- _Passage_
------------------------------------------------------------
Mathematics - 2012-11-30 (page 6 of 6)

@cassandra0 look at $$-n\log\left(1+\frac{x}{n}\right)=n\log\left(1-\frac{x}{n+x}\right)=-\frac{nx}{n+x}-\frac12\frac{nx^2}{(n+x)^2}-\frac13\frac{nx^3}{(n+x)^3}-\dots$$

Jayesh Badwaik

@Argon C++. C I use only for hardware programming. And python for quick prototyping.

cassandra0

hmmm

Argon

10:29 PM

@JayeshBadwaik My Dad recently built a pic programmer :)

@JayeshBadwaik Do you know assembly language?

Jayesh Badwaik

@Argon Cool. :-)

robjohn

@Argon pic?

Argon

@robjohn PIC microcontroller

robjohn

@Argon ah

Jayesh Badwaik

@Argon Some of them, x86_64, ARMv7, now learning ARMv8. PIC I did once some two years ago, forget the commands now.

Argon

10:30 PM

@JayeshBadwaik Cool!!!!

Jayesh Badwaik

@Argon :-) Which ones do you know?

cassandra0

I can't think what to do with that robjohn

Old John

Only asm programming I ever did was on 68xxx - it was a cool processor in its day

Jayesh Badwaik

@OldJohn ahh, the reverse endian motorola. :-)
------------------------------------------------------------
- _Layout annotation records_
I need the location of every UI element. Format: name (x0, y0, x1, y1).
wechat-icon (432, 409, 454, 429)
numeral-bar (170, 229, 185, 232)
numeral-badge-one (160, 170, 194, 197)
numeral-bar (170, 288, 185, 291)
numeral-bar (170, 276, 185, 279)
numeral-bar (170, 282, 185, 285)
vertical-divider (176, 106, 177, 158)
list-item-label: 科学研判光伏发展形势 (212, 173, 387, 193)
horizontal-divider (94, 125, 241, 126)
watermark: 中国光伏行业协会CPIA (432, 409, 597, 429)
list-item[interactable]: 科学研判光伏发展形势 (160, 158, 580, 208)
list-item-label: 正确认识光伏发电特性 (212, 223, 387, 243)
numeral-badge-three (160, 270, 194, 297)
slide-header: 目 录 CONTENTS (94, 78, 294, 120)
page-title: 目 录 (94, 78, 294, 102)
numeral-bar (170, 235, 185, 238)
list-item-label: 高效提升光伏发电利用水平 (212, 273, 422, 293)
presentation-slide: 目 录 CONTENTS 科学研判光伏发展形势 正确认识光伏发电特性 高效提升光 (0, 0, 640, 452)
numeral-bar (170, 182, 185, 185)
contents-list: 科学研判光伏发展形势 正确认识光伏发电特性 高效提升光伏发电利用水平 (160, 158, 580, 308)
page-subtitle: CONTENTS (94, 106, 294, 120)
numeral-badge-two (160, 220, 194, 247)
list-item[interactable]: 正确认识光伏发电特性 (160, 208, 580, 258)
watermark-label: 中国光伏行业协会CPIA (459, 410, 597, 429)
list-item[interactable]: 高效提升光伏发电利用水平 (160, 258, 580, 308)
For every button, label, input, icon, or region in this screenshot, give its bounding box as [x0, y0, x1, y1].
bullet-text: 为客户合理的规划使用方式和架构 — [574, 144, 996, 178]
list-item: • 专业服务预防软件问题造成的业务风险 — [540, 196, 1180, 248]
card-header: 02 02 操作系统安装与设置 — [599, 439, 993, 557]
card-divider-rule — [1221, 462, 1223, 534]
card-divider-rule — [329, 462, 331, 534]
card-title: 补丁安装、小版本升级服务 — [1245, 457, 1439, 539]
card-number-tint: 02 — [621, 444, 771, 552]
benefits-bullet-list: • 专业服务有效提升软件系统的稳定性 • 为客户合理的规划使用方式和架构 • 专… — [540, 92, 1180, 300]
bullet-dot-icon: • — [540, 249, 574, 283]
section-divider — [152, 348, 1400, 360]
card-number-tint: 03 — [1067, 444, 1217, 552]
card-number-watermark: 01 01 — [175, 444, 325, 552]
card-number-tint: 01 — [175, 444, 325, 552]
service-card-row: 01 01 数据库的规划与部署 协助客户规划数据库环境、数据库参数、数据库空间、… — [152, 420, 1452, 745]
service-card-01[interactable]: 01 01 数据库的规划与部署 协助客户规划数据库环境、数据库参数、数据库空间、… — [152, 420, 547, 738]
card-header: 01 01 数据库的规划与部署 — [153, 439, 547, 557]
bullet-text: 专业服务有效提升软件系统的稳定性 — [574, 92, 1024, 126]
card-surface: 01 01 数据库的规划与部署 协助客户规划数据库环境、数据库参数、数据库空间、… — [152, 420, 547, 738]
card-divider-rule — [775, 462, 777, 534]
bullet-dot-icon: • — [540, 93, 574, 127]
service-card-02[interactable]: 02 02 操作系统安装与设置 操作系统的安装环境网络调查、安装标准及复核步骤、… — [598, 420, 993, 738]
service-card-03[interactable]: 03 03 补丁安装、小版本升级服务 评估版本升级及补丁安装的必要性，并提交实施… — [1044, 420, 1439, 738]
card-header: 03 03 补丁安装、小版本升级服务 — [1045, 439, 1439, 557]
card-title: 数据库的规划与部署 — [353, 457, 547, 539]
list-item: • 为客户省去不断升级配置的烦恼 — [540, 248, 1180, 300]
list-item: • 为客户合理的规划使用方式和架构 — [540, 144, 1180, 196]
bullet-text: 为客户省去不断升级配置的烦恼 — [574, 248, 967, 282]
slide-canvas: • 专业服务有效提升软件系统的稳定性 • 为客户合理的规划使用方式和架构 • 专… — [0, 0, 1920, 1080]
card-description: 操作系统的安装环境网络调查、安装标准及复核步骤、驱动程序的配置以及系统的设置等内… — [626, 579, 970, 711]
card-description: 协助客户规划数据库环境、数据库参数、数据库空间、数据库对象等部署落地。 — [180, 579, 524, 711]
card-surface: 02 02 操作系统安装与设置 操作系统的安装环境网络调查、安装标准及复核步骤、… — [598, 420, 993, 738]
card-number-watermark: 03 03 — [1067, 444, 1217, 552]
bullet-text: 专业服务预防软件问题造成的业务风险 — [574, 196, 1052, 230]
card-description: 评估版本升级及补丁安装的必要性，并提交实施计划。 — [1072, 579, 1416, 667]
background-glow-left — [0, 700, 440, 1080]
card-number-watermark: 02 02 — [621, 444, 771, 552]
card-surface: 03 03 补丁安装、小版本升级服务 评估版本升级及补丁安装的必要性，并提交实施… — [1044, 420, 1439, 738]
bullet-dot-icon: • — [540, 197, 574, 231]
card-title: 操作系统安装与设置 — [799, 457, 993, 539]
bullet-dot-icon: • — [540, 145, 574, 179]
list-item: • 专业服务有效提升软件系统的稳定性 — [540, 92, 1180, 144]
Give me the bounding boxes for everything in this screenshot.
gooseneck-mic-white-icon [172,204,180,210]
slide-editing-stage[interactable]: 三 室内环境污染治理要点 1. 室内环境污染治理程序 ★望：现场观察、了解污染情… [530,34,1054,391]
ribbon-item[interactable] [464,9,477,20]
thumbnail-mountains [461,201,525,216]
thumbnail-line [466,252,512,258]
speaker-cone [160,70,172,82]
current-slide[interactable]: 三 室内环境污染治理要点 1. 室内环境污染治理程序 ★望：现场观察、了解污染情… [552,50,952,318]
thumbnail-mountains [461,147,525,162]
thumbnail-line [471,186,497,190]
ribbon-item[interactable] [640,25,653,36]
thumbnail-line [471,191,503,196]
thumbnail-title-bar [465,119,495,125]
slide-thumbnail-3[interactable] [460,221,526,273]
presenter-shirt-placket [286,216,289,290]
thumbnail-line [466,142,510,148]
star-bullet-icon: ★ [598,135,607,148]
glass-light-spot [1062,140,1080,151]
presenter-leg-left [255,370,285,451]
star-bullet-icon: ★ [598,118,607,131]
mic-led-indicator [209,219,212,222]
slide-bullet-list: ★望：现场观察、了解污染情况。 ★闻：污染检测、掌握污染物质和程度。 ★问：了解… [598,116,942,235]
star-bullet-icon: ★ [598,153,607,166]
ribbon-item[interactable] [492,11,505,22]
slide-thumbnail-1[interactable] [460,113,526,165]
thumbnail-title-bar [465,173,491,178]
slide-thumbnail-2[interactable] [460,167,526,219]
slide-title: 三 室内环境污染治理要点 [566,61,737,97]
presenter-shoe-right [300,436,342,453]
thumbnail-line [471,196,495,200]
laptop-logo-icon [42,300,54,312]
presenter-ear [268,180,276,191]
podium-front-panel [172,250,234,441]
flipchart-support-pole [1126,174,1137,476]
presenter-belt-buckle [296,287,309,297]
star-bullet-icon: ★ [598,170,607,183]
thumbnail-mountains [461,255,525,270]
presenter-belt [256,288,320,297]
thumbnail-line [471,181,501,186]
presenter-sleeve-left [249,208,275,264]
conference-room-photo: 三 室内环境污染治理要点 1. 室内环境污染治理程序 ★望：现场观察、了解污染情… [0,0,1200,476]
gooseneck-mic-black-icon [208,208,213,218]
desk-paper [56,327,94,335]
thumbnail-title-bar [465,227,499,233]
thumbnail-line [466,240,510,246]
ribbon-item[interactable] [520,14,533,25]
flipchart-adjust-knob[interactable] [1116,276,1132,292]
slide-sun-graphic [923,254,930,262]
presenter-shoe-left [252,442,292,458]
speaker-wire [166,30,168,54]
------------------------------------------------------------
- _Objectives_
1: Translate this sentence from the chat transcript into French: "C I use only for hardware programming."
2: Write out the chat transcript verbatim from "I can't think" up to and including "endian motorola. :-)".
The records are independent material with no connection to the chat transcript.

- _Task-by-task results_
1: J'utilise le C uniquement pour la programmation matérielle.

2:
I can't think what to do with that robjohn

Old John

Only asm programming I ever did was on 68xxx - it was a cool processor in its day

Jayesh Badwaik

@OldJohn ahh, the reverse endian motorola. :-)